■ Objective ■
Count the lines below that contain "sudah". Give only the number.

[Data entries]
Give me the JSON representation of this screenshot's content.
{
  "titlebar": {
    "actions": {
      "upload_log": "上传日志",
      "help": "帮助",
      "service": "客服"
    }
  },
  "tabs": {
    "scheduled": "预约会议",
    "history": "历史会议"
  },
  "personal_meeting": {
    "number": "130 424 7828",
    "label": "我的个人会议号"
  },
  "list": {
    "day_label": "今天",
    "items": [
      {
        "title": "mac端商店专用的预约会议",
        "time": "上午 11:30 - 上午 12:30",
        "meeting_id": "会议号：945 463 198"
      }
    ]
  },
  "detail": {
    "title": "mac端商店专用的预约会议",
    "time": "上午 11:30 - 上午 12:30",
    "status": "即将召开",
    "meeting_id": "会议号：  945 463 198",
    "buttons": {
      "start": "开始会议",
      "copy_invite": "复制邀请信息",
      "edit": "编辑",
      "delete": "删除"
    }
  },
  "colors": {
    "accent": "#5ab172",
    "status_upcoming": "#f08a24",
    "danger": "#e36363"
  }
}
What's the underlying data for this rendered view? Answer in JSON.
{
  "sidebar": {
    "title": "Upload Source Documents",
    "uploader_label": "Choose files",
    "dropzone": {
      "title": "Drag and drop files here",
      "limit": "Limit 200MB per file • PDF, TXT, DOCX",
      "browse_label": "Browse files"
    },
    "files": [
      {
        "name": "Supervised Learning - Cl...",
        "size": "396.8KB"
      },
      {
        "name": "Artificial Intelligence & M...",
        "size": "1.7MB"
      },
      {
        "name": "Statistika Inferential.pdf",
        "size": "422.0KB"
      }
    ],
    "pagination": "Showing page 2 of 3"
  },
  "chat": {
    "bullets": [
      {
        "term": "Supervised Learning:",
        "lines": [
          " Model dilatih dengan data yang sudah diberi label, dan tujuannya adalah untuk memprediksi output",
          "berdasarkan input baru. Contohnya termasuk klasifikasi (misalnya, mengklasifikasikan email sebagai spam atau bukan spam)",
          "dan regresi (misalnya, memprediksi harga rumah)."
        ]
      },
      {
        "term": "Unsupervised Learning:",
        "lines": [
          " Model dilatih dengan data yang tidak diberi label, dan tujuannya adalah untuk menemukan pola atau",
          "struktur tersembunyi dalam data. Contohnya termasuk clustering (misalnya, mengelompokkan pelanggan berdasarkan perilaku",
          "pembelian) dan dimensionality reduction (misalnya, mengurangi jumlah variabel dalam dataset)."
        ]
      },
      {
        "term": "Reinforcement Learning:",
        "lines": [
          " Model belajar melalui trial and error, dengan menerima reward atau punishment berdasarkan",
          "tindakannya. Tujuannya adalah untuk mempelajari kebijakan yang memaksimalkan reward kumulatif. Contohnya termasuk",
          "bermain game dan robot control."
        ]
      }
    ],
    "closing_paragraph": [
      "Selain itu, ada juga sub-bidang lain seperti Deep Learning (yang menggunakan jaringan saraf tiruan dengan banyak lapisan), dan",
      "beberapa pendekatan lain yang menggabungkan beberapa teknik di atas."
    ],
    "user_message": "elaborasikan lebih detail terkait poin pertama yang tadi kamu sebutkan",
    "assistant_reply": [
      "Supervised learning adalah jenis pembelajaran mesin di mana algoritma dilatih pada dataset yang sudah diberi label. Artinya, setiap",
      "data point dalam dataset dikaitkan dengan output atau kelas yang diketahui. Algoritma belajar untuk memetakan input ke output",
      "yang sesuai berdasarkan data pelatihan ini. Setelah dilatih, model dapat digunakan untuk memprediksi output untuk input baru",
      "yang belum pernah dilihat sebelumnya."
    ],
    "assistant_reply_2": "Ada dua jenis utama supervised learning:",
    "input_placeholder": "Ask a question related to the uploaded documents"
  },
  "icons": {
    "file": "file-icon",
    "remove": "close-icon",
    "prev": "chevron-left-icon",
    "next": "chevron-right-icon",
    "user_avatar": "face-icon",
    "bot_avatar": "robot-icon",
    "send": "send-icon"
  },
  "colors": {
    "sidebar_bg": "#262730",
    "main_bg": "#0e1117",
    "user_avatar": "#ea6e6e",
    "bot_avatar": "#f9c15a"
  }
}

■ Full solution ■
2